Set task:
Gather from the material every line that contains the string "mean".
━━━━━ Records for the exercise ━━━━━
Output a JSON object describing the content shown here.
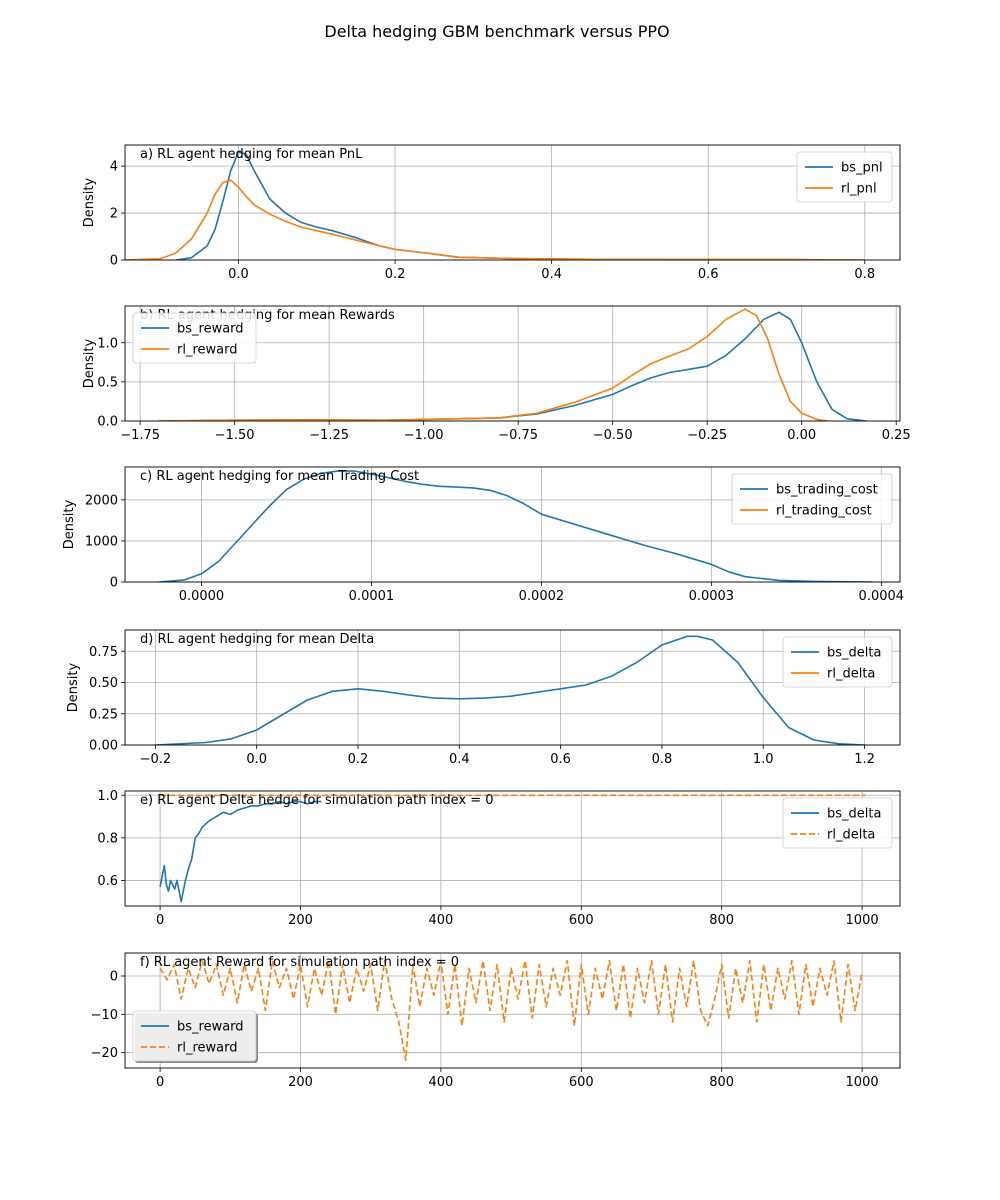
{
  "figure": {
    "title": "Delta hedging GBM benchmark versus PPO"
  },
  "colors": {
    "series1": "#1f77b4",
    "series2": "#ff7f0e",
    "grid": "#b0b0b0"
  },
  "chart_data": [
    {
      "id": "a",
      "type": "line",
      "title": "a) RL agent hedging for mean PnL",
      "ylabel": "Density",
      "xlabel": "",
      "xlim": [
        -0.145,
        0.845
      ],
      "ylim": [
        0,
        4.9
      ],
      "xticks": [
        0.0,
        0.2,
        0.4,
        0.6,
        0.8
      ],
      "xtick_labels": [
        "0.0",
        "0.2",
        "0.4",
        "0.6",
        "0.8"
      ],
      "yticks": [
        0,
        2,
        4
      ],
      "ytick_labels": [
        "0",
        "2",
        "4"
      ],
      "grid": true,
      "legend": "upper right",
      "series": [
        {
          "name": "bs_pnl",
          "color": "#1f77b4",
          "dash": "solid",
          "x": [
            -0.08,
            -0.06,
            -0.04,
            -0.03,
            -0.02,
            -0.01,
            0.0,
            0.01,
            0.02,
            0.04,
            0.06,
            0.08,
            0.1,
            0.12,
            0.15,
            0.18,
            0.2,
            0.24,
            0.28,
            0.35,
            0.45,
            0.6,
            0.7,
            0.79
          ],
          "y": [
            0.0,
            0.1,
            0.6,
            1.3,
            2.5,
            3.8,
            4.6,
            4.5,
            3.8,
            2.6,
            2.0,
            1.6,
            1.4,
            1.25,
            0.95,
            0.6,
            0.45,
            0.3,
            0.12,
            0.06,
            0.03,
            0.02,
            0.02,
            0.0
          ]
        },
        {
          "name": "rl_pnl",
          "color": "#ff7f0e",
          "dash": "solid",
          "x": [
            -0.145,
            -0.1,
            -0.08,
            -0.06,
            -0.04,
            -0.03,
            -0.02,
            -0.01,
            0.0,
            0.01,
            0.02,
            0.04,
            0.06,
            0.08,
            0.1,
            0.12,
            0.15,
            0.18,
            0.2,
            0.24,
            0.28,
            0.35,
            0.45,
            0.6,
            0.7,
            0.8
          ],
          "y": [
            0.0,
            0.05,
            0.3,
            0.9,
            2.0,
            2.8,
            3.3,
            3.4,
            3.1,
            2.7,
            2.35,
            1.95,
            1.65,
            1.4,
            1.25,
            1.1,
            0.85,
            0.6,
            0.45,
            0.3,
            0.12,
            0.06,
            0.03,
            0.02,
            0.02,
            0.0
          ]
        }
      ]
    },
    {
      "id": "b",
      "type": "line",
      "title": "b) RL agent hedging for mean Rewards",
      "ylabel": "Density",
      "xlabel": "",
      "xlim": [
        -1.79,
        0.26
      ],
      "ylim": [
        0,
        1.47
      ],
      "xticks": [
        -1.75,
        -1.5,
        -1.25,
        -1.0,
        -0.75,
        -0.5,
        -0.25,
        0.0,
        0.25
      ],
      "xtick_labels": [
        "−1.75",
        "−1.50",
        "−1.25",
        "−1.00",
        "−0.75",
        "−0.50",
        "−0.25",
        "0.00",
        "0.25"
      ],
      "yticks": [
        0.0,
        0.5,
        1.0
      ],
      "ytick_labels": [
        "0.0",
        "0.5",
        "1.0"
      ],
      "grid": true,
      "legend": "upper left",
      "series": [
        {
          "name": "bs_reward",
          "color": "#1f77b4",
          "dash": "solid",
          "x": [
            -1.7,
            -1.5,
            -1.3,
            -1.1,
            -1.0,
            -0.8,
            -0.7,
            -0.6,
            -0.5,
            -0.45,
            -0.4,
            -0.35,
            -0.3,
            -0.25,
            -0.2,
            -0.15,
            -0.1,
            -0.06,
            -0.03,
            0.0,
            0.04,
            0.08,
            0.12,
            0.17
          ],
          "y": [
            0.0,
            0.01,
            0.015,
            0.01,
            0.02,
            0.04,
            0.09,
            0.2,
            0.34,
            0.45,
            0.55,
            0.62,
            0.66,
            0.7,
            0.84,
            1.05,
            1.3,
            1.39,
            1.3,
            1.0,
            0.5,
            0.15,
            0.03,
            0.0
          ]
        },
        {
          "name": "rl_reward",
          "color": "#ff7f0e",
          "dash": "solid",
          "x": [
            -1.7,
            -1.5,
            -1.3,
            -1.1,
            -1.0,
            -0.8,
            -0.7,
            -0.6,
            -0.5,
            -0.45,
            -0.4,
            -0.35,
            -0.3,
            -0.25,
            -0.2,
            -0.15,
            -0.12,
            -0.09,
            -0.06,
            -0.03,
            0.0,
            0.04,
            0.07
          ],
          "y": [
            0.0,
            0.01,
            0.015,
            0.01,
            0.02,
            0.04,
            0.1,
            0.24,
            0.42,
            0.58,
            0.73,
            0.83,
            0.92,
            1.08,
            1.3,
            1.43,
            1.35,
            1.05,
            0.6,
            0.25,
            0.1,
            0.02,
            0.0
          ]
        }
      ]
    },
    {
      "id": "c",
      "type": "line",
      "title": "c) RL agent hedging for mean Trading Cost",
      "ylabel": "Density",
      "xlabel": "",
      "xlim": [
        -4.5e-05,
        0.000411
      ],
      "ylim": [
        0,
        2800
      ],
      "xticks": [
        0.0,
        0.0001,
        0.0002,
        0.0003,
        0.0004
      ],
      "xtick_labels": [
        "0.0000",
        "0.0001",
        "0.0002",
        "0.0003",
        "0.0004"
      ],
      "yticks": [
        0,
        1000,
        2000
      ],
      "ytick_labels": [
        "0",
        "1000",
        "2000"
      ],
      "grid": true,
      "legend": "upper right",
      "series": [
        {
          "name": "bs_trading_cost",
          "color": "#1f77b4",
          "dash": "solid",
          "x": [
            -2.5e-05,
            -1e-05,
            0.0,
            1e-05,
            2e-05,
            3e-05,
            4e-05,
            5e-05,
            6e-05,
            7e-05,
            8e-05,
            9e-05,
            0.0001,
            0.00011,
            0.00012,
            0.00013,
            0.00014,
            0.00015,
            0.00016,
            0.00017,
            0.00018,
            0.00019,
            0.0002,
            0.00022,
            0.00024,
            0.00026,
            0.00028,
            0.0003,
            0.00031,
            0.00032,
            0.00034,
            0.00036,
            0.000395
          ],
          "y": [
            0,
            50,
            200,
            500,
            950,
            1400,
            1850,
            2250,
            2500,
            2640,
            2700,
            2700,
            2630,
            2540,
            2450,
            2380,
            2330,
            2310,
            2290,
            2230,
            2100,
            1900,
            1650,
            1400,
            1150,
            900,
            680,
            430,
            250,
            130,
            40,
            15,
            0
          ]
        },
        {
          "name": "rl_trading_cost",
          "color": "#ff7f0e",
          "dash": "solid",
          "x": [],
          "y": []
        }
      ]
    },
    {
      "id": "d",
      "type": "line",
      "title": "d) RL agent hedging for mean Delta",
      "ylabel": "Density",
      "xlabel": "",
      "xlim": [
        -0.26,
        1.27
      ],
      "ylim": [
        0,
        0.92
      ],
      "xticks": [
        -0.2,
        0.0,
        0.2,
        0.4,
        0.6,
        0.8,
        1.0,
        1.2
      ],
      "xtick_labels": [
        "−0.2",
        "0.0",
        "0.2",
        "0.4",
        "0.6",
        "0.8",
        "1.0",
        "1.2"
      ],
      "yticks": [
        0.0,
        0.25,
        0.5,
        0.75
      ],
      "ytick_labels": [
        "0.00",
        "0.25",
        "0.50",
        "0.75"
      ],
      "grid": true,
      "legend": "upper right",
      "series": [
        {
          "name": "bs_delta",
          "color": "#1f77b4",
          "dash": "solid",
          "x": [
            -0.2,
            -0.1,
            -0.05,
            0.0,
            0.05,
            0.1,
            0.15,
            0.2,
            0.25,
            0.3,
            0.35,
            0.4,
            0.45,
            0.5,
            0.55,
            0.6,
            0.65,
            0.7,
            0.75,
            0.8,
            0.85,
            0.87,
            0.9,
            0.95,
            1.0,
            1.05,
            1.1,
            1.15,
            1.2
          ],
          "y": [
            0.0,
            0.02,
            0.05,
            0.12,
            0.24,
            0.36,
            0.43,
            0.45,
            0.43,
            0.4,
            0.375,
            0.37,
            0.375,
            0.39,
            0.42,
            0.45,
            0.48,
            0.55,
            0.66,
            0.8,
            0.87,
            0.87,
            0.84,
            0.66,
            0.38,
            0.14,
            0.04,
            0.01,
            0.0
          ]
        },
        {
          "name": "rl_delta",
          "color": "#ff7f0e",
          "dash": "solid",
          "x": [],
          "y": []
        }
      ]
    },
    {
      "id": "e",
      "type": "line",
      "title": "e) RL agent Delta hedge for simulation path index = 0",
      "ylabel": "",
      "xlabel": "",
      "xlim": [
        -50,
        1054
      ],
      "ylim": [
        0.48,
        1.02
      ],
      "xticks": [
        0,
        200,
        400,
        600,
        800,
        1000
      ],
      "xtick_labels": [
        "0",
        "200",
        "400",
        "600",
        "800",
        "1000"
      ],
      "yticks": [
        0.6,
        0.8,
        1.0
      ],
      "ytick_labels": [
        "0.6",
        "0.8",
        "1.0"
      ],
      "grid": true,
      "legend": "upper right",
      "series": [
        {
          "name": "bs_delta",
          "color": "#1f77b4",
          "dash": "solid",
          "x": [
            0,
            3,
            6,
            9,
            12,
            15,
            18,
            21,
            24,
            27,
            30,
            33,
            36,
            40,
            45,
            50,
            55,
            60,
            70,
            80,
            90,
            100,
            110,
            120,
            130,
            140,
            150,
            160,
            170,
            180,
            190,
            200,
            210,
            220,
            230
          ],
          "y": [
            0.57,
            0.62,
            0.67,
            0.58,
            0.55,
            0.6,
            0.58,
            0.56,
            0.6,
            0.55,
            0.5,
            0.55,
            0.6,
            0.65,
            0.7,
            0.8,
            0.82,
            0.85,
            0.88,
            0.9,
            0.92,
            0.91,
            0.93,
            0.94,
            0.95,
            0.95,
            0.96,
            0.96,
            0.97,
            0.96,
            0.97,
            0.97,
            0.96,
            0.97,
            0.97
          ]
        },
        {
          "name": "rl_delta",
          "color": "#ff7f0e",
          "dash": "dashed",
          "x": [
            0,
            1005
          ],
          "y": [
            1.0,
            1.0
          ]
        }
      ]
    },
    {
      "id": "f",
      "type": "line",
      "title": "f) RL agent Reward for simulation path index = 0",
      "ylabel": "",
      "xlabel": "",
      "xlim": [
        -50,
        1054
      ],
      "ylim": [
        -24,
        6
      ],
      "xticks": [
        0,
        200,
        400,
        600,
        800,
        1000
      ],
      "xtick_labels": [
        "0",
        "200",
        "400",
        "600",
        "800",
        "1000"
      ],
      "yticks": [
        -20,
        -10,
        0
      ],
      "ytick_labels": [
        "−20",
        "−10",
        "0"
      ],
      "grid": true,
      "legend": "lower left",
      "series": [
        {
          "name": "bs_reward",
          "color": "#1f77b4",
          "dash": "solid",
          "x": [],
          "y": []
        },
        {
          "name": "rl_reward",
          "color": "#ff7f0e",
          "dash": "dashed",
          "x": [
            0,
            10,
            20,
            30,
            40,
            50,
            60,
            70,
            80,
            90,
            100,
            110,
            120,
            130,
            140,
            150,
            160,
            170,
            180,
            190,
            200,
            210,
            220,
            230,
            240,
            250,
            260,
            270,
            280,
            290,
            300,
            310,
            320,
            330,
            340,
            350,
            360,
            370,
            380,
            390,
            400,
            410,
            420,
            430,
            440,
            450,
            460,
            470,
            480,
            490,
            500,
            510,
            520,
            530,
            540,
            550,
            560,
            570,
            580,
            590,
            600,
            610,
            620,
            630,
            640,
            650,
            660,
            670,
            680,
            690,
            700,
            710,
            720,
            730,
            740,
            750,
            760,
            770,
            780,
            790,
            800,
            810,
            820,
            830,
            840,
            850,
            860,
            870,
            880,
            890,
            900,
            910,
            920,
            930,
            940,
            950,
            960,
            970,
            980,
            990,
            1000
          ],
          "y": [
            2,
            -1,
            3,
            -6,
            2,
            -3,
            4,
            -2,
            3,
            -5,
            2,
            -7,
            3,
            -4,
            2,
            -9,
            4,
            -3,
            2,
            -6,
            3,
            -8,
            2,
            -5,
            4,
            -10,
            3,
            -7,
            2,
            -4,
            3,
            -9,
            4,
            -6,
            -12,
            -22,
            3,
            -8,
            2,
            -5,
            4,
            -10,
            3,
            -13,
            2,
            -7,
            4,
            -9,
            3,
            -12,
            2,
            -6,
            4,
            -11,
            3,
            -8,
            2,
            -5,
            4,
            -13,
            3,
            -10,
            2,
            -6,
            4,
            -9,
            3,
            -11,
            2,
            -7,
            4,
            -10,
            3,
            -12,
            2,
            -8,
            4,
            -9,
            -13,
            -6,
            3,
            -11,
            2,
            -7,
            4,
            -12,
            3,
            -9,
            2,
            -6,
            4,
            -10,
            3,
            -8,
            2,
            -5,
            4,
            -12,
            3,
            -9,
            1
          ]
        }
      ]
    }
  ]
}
━━━━━
━━━━━ Records for the exercise ━━━━━
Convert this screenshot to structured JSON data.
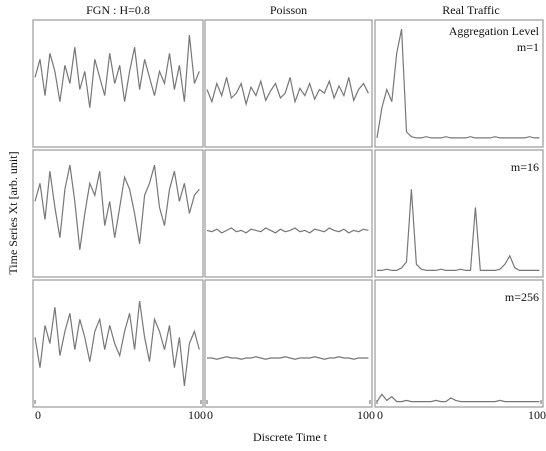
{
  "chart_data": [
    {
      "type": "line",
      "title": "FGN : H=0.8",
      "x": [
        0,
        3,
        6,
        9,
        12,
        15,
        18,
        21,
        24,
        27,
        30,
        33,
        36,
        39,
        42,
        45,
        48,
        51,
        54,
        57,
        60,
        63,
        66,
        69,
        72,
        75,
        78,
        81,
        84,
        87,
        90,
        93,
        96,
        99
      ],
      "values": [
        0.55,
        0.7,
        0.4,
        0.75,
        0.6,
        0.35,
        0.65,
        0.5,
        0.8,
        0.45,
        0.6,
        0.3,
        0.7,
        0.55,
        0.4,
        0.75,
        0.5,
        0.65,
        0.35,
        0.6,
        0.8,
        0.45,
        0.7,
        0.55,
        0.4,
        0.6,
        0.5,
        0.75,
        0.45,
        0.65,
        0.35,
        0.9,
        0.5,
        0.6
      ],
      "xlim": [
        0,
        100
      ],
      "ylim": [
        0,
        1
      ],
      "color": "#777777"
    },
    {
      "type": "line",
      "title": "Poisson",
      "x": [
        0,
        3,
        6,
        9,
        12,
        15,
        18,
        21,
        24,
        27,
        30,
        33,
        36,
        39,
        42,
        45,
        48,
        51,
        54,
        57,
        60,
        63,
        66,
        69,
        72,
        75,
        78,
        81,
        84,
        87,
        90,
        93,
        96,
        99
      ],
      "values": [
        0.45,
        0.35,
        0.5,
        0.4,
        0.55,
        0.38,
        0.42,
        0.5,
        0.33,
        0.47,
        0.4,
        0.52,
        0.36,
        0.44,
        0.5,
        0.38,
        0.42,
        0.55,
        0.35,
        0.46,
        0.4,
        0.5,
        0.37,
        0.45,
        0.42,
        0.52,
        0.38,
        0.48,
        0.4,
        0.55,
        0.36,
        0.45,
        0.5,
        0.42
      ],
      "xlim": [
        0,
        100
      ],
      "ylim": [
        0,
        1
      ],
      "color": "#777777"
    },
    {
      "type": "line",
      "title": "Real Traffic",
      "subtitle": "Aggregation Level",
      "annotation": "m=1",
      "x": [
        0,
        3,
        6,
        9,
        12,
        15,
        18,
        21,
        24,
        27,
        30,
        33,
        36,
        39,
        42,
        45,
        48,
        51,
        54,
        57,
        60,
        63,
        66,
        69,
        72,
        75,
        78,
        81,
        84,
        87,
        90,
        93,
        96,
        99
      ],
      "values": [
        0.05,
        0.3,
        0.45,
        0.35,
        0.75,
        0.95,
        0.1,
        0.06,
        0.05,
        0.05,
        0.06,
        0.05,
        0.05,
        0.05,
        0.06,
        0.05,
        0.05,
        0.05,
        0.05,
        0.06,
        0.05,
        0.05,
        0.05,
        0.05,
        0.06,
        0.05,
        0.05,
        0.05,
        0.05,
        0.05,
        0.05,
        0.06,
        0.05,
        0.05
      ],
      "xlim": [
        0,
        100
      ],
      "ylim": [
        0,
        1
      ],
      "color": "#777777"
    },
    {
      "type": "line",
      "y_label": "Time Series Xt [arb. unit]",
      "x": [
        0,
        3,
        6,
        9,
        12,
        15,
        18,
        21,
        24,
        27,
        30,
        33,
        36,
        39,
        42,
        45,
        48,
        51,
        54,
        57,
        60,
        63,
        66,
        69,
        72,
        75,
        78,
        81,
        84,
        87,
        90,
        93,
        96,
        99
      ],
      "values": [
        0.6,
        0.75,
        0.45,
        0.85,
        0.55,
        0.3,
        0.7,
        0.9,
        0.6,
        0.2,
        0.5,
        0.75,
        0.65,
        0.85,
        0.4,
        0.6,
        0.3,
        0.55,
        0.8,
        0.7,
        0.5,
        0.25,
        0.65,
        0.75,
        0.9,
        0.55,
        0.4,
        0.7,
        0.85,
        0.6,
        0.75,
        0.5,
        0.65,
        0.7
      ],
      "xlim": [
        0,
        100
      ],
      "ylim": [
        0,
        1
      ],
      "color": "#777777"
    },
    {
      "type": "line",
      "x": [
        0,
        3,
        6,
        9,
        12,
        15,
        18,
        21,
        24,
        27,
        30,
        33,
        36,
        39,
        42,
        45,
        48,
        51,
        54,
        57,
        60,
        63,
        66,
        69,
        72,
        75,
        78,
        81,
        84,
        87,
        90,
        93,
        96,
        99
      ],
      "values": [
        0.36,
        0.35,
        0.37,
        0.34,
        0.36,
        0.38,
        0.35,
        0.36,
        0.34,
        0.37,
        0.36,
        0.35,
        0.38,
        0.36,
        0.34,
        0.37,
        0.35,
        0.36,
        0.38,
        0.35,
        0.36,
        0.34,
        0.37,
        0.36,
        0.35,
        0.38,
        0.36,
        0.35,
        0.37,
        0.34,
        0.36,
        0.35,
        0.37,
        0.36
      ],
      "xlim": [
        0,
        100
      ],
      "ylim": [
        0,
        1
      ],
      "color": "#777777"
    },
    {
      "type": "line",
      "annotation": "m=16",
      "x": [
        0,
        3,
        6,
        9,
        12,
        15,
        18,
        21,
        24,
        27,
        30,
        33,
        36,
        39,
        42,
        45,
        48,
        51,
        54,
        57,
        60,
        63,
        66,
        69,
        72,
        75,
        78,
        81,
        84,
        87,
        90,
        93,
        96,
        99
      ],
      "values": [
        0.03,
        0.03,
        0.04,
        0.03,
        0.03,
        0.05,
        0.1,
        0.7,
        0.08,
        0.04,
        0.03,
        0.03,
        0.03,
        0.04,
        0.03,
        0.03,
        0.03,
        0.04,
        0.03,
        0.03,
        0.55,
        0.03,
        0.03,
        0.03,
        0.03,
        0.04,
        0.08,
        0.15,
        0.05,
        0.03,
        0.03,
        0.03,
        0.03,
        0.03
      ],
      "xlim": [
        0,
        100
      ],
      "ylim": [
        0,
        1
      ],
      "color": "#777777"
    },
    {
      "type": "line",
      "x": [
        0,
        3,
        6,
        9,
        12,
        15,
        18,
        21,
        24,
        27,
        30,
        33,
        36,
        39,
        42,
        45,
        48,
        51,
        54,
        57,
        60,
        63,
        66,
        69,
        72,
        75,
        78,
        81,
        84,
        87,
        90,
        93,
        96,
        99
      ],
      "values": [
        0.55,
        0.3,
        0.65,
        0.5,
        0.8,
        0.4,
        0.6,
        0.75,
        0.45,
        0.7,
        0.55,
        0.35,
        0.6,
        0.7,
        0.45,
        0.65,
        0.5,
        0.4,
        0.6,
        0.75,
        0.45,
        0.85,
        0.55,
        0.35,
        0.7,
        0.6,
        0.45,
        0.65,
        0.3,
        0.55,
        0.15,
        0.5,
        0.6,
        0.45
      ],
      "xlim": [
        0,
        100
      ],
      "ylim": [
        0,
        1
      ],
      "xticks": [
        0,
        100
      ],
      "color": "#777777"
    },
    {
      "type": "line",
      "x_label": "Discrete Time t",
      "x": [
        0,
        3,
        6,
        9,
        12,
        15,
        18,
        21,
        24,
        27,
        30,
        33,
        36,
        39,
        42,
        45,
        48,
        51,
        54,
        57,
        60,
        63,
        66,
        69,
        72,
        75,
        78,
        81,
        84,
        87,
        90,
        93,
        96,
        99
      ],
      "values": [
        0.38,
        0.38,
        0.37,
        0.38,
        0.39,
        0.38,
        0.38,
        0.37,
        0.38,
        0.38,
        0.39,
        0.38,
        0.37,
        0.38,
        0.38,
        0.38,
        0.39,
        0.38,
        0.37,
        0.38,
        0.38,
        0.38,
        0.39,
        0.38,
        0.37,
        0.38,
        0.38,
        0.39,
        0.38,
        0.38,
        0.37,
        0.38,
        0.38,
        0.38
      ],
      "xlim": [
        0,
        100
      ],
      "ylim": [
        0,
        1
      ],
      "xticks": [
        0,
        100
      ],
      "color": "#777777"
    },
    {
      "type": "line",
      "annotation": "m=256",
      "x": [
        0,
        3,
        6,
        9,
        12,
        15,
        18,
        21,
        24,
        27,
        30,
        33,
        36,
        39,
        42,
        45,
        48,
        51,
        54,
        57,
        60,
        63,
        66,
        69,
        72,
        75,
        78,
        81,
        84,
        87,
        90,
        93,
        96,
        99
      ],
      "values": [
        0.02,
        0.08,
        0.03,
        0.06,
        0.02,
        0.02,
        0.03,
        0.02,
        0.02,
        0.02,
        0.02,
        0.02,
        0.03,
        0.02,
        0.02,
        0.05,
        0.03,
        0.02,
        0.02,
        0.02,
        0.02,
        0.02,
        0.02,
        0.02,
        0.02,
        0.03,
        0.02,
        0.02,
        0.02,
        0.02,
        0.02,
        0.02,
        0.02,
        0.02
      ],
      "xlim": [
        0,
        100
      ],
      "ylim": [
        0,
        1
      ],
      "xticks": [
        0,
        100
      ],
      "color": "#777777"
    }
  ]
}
━━━━━
Finished answer:
      "title": "a) RL agent hedging for mean PnL",
      "title": "b) RL agent hedging for mean Rewards",
      "title": "c) RL agent hedging for mean Trading Cost",
      "title": "d) RL agent hedging for mean Delta",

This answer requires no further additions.